▸ **Quoted passage**
What I have been doing is letting people who do get obsessed go through withdrawal and go into a coma and the rate of spread has been pretty consistent over the course of around 4 quadrums. There has always been one cube obsessed pawn active in the colony plus the one in the coma. Never more, never less.
Obviously if you do NOT force withdrawal and coma, over time you will have more and more obsessed pawns. I mention this consistency because it is indicative of a consistent rate of spread, not a consistent number of obsessed pawns.
Edit to mention. I pulled the pawn out of crypto sleep once I saw it was spreading regardless of the isolation. Neither cube obsession nor withdrawal progress while in cryptosleep, so I saw no point in continuing that practice.
The cube influence is spread when unaffected individuals are influenced by the cube's zone of influence area, when viewing the cube sculptures that they create around the base, and by social exchanges/word of mouth with other colonists.
The best way to deal with it that I've found is to anesthetize affected colonists prior to destroying the cube, that way they won't go berserk once its destroyed.
You can alternatively, build them a fully enclosed prison with some food so they don't starve, use strong walls ofc, and just let them vent out their rage on the walls.
Without Meta-Gaming I'll elaborate my reasons to my explanation above from a novel perspective.
Initially, the cube needs a way to spread influence, otherwise it would only affect colonists that interact with it, and therefore not be an entity that can cause discourse within your colony. For all intents and purposes to preserve itself, as it possibly feeds on the energy emitted by colonists only affected by its influence. Why it would need to do this, is currently unknown.
This is demonstrably false as you can have colonists that research it on cool down, never be affected by it meaning its not limited to the Cube spreading influence through direct interaction. This leads me to believe the cone of influence is a hypothetical "Zone" or "range" in which the Cube targets a specific colonist and draws them to it to interact with it, to start the obsession. Which may be limited, or spreads through the entire map. To which extent I am not aware without directly looking at the game's code.
The Cube sculptures are another thing that I believe must serve the purpose of spreading its influence to all the colonists, when they view its art during reactional times; The Cube wants to be worshipped, and feeds on that obsession therefore does not want to be destroyed or removed, so colonists are compelled to protect the cube or become angry if you destroy the cube's sculptures, this is done via what appears to be a psychic link, as they know the moment it happens without need for personal observation. The more colonists that are obsessed, the less likely the cube will be destroyed.

▸ **Tasks**
1 - Can you turn the paragraph in the passage on cube obsession that opens with "The cube influence is spread" into a brief list of the ways the influence spreads?
2 - From the passage on cube obsession, return the span that begins at the words "Obviously if you" and stops after the words "continuing that practice.".

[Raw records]
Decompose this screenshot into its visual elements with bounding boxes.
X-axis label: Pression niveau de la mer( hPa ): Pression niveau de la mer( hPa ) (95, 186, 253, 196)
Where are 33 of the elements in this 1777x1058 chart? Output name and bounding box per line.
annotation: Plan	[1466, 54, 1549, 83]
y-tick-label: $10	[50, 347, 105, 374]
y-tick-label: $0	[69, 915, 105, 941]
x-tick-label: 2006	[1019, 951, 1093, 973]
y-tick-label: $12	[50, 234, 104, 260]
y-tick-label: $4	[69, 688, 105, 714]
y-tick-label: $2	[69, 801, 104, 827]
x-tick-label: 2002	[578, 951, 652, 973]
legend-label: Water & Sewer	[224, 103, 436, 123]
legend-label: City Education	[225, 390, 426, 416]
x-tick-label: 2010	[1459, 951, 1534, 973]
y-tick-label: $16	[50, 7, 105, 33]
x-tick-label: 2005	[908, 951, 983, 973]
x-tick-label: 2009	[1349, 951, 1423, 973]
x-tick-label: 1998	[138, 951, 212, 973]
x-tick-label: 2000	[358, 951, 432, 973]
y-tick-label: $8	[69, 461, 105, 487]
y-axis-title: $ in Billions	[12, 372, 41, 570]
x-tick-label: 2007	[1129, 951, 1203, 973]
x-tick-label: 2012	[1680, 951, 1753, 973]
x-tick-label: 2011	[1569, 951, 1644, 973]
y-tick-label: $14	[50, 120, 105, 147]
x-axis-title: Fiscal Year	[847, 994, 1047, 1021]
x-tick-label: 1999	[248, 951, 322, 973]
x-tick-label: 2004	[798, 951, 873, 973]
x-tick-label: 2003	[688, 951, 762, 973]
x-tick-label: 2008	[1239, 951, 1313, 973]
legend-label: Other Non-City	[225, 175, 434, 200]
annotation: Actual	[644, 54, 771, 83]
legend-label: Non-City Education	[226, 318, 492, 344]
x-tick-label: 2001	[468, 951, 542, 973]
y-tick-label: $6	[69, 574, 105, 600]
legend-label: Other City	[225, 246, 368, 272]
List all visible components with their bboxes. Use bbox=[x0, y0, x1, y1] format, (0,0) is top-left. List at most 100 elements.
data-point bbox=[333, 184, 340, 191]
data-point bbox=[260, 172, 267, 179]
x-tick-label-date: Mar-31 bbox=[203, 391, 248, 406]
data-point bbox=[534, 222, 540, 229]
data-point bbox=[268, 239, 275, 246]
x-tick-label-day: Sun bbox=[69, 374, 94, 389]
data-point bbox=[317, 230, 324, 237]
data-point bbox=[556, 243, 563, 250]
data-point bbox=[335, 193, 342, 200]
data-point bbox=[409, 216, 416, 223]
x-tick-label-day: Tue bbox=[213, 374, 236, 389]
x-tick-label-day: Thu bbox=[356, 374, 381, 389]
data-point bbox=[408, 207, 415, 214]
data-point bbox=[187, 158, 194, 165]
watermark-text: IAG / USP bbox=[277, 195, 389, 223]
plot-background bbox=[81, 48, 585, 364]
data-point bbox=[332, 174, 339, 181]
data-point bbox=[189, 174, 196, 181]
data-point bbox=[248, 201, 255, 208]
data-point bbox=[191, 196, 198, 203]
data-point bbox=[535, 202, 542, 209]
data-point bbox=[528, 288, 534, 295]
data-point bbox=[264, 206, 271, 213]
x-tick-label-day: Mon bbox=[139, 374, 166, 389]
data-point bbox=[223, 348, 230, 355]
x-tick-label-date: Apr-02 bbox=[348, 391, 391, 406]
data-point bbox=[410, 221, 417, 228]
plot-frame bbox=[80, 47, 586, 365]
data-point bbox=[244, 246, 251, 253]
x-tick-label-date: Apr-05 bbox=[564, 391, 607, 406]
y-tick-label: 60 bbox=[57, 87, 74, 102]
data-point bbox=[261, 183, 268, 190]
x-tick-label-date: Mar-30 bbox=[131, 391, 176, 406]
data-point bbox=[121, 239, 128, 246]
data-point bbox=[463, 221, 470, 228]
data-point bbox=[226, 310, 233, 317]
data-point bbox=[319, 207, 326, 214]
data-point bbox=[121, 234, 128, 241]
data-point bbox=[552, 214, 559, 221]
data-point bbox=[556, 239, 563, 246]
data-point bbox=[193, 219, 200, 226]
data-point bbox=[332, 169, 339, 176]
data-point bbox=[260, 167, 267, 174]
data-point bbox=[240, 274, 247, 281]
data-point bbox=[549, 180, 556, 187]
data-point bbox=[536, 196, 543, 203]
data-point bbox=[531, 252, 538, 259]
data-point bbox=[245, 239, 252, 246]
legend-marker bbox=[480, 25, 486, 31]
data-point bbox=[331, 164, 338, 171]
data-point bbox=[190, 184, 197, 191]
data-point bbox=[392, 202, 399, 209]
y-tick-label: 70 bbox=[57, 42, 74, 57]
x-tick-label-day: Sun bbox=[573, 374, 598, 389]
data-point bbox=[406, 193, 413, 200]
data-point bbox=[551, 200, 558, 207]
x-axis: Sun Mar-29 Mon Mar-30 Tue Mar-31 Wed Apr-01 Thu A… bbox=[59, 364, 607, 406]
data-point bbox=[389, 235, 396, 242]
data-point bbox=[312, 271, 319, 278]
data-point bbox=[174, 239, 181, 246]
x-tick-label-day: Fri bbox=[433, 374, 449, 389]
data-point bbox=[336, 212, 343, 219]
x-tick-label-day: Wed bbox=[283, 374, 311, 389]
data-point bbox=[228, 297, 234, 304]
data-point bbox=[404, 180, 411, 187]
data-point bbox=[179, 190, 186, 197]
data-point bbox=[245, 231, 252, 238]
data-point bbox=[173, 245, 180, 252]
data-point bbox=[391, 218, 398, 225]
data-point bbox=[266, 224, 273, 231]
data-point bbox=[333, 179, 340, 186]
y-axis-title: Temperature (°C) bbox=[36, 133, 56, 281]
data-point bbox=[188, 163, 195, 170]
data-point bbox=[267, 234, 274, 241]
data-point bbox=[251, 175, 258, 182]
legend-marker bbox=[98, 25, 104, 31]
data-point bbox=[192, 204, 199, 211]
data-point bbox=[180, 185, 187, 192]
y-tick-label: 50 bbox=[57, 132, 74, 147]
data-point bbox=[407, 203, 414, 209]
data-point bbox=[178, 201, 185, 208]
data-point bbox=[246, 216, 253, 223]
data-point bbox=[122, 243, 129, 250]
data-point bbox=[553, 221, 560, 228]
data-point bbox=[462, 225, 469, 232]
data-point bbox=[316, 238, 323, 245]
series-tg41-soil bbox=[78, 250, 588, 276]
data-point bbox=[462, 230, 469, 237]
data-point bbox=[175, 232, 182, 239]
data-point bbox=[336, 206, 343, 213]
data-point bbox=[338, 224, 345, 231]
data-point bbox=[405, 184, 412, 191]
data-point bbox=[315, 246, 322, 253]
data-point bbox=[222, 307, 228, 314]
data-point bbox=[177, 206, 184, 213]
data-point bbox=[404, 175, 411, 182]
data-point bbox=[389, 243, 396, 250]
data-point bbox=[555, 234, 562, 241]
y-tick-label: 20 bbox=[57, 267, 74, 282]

▸ **Outputs**
1 -
- Unaffected individuals fall within the cube's zone of influence.
- They view the cube sculptures created around the base.
- They have social exchanges or word of mouth with other colonists.

2 -
Obviously if you do NOT force withdrawal and coma, over time you will have more and more obsessed pawns. I mention this consistency because it is indicative of a consistent rate of spread, not a consistent number of obsessed pawns.
Edit to mention. I pulled the pawn out of crypto sleep once I saw it was spreading regardless of the isolation. Neither cube obsession nor withdrawal progress while in cryptosleep, so I saw no point in continuing that practice.